#### YOUR INSTRUCTIONS
Rewrite every line of the records below, switching each "checkbox" to "tickbox" and leaving everything else unchanged. Don't include the pictures.

#### SUPPLIED ENTRIES
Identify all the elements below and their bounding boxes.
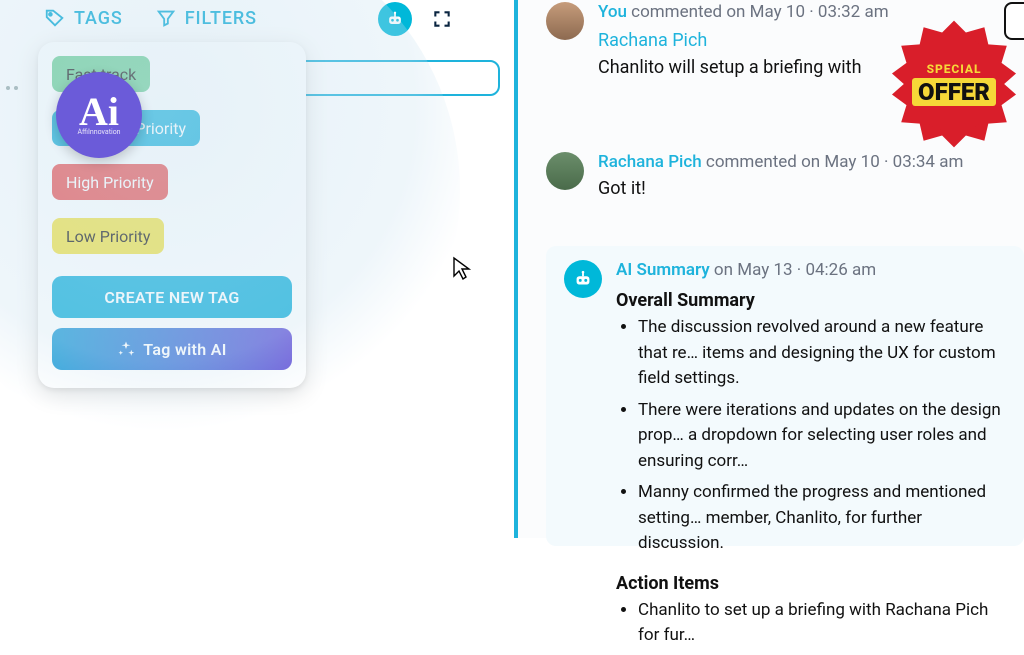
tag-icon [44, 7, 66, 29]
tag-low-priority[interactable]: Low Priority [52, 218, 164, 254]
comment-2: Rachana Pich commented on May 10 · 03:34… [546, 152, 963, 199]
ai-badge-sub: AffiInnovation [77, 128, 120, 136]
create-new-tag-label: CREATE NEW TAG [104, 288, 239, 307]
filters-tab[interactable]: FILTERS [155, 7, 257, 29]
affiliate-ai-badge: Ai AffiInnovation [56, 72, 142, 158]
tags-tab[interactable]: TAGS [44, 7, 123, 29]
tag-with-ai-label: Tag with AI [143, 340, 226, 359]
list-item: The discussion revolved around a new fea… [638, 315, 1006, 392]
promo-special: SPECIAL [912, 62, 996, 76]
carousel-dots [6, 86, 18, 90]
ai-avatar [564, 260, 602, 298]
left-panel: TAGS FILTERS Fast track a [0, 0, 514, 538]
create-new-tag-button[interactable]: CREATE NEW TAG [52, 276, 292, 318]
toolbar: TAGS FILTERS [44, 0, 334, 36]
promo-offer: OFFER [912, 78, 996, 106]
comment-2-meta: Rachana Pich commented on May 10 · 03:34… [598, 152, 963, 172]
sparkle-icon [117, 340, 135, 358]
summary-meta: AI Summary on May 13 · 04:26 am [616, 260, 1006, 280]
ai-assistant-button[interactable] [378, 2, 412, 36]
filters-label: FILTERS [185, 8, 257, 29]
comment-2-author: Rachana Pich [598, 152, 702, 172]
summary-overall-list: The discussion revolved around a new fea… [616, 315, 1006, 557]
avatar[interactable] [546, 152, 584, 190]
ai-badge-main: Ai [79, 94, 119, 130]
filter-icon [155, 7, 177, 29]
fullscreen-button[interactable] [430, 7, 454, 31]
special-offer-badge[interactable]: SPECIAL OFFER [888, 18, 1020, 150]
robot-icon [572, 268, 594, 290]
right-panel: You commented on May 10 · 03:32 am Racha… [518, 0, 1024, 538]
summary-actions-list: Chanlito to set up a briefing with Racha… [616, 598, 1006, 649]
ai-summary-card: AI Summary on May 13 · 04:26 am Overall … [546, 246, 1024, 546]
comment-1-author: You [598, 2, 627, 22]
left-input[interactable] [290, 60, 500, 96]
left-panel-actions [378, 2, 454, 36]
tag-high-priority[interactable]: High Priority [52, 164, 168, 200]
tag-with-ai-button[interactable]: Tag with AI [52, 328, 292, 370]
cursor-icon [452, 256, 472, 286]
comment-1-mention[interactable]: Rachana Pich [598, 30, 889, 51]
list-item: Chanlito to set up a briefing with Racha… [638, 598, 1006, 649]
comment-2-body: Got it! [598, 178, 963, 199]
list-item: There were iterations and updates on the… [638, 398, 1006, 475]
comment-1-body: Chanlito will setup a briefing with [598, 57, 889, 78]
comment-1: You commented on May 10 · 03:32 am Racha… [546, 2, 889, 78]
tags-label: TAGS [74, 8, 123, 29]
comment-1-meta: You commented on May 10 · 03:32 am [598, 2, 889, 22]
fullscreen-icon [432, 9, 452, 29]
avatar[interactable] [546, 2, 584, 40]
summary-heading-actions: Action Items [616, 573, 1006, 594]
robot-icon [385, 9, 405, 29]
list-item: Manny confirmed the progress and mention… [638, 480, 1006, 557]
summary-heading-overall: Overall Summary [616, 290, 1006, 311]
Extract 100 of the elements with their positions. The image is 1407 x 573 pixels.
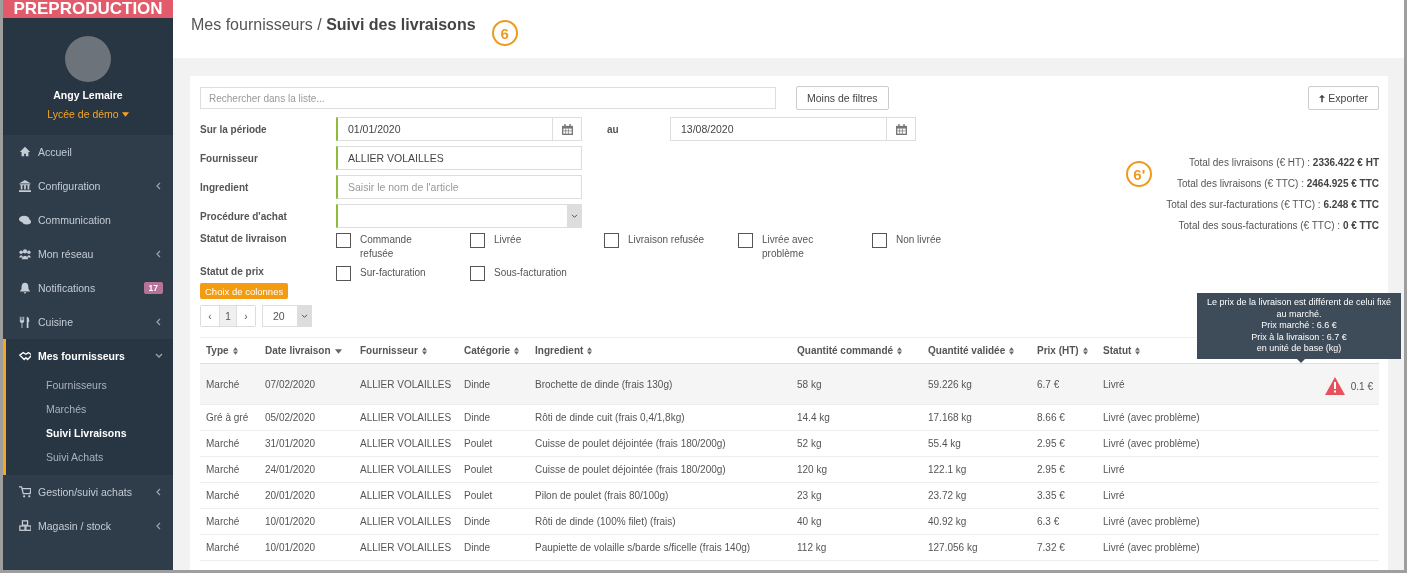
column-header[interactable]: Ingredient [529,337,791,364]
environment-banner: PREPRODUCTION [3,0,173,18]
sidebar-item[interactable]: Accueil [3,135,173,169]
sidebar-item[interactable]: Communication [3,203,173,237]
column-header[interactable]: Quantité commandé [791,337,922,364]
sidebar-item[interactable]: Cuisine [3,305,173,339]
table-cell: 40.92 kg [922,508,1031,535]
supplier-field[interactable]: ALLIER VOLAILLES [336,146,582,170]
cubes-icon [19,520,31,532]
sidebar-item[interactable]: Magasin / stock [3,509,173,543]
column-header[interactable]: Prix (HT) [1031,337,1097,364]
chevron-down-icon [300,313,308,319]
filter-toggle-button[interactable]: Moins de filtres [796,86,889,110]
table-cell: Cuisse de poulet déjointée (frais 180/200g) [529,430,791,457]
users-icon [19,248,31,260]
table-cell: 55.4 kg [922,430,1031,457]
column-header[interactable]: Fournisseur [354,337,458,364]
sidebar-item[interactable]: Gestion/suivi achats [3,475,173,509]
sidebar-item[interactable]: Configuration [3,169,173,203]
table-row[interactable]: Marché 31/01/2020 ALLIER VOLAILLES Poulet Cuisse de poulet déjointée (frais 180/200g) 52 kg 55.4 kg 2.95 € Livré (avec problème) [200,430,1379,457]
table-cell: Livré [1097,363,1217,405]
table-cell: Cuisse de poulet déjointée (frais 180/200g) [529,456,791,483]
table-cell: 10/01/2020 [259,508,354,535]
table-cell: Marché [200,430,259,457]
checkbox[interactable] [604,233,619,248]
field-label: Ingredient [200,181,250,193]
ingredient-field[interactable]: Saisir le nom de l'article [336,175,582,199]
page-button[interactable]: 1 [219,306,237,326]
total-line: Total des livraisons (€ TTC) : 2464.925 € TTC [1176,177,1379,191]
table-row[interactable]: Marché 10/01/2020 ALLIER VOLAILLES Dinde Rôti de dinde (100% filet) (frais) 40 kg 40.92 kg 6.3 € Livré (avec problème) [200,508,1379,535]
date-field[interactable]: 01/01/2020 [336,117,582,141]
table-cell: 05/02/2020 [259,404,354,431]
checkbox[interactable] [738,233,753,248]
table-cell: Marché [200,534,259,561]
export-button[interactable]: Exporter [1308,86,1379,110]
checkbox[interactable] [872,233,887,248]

#### ANSWER IN FULL
Identify all the elements below and their bounding boxes.
tag-icon [44, 7, 66, 29]
tag-low-priority[interactable]: Low Priority [52, 218, 164, 254]
comment-2: Rachana Pich commented on May 10 · 03:34… [546, 152, 963, 199]
ai-badge-sub: AffiInnovation [77, 128, 120, 136]
create-new-tag-label: CREATE NEW TAG [104, 288, 239, 307]
filters-tab[interactable]: FILTERS [155, 7, 257, 29]
affiliate-ai-badge: Ai AffiInnovation [56, 72, 142, 158]
tags-tab[interactable]: TAGS [44, 7, 123, 29]
tag-with-ai-label: Tag with AI [143, 340, 226, 359]
list-item: The discussion revolved around a new fea… [638, 315, 1006, 392]
promo-special: SPECIAL [912, 62, 996, 76]
carousel-dots [6, 86, 18, 90]
ai-avatar [564, 260, 602, 298]
left-panel: TAGS FILTERS Fast track a [0, 0, 514, 538]
create-new-tag-button[interactable]: CREATE NEW TAG [52, 276, 292, 318]
toolbar: TAGS FILTERS [44, 0, 334, 36]
promo-offer: OFFER [912, 78, 996, 106]
comment-2-meta: Rachana Pich commented on May 10 · 03:34… [598, 152, 963, 172]
sparkle-icon [117, 340, 135, 358]
summary-meta: AI Summary on May 13 · 04:26 am [616, 260, 1006, 280]
ai-assistant-button[interactable] [378, 2, 412, 36]
filters-label: FILTERS [185, 8, 257, 29]
comment-2-author: Rachana Pich [598, 152, 702, 172]
summary-overall-list: The discussion revolved around a new fea… [616, 315, 1006, 557]
avatar[interactable] [546, 152, 584, 190]
ai-badge-main: Ai [79, 94, 119, 130]
filter-icon [155, 7, 177, 29]
fullscreen-button[interactable] [430, 7, 454, 31]
special-offer-badge[interactable]: SPECIAL OFFER [888, 18, 1020, 150]
robot-icon [572, 268, 594, 290]
right-panel: You commented on May 10 · 03:32 am Racha… [518, 0, 1024, 538]
summary-actions-list: Chanlito to set up a briefing with Racha… [616, 598, 1006, 649]
ai-summary-card: AI Summary on May 13 · 04:26 am Overall … [546, 246, 1024, 546]
comment-1-author: You [598, 2, 627, 22]
left-input[interactable] [290, 60, 500, 96]
left-panel-actions [378, 2, 454, 36]
tag-high-priority[interactable]: High Priority [52, 164, 168, 200]
tag-with-ai-button[interactable]: Tag with AI [52, 328, 292, 370]
cursor-icon [452, 256, 472, 286]
comment-1-mention[interactable]: Rachana Pich [598, 30, 889, 51]
list-item: Chanlito to set up a briefing with Racha… [638, 598, 1006, 649]
comment-2-body: Got it! [598, 178, 963, 199]
list-item: There were iterations and updates on the… [638, 398, 1006, 475]
comment-1-body: Chanlito will setup a briefing with [598, 57, 889, 78]
comment-1: You commented on May 10 · 03:32 am Racha… [546, 2, 889, 78]
tags-label: TAGS [74, 8, 123, 29]
comment-1-meta: You commented on May 10 · 03:32 am [598, 2, 889, 22]
fullscreen-icon [432, 9, 452, 29]
avatar[interactable] [546, 2, 584, 40]
summary-heading-actions: Action Items [616, 573, 1006, 594]
robot-icon [385, 9, 405, 29]
list-item: Manny confirmed the progress and mention… [638, 480, 1006, 557]
summary-heading-overall: Overall Summary [616, 290, 1006, 311]
Extract 100 of the elements with their positions. The image is 1407 x 573 pixels.
column-header[interactable]: Ingredient [529,337,791,364]
environment-banner: PREPRODUCTION [3,0,173,18]
sidebar-item[interactable]: Accueil [3,135,173,169]
sidebar-item[interactable]: Communication [3,203,173,237]
column-header[interactable]: Quantité commandé [791,337,922,364]
sidebar-item[interactable]: Cuisine [3,305,173,339]
table-cell: 40.92 kg [922,508,1031,535]
supplier-field[interactable]: ALLIER VOLAILLES [336,146,582,170]
cubes-icon [19,520,31,532]
sidebar-item[interactable]: Magasin / stock [3,509,173,543]
column-header[interactable]: Prix (HT) [1031,337,1097,364]
chevron-down-icon [300,313,308,319]
filter-toggle-button[interactable]: Moins de filtres [796,86,889,110]
table-cell: Cuisse de poulet déjointée (frais 180/200g) [529,430,791,457]
users-icon [19,248,31,260]
table-cell: 55.4 kg [922,430,1031,457]
column-header[interactable]: Fournisseur [354,337,458,364]
sidebar-item[interactable]: Gestion/suivi achats [3,475,173,509]
sidebar-item[interactable]: Configuration [3,169,173,203]
table-row[interactable]: Marché 31/01/2020 ALLIER VOLAILLES Poulet Cuisse de poulet déjointée (frais 180/200g) 52 kg 55.4 kg 2.95 € Livré (avec problème) [200,430,1379,457]
table-cell: Livré [1097,363,1217,405]
table-cell: Cuisse de poulet déjointée (frais 180/200g) [529,456,791,483]
table-cell: 10/01/2020 [259,508,354,535]
table-cell: Marché [200,430,259,457]
tickbox[interactable] [604,233,619,248]
field-label: Ingredient [200,181,250,193]
ingredient-field[interactable]: Saisir le nom de l'article [336,175,582,199]
page-button[interactable]: 1 [219,306,237,326]
total-line: Total des livraisons (€ TTC) : 2464.925 € TTC [1176,177,1379,191]
table-row[interactable]: Marché 10/01/2020 ALLIER VOLAILLES Dinde Rôti de dinde (100% filet) (frais) 40 kg 40.92 kg 6.3 € Livré (avec problème) [200,508,1379,535]
date-field[interactable]: 01/01/2020 [336,117,582,141]
table-cell: 05/02/2020 [259,404,354,431]
tickbox[interactable] [738,233,753,248]
table-cell: Marché [200,534,259,561]
export-button[interactable]: Exporter [1308,86,1379,110]
tickbox[interactable] [872,233,887,248]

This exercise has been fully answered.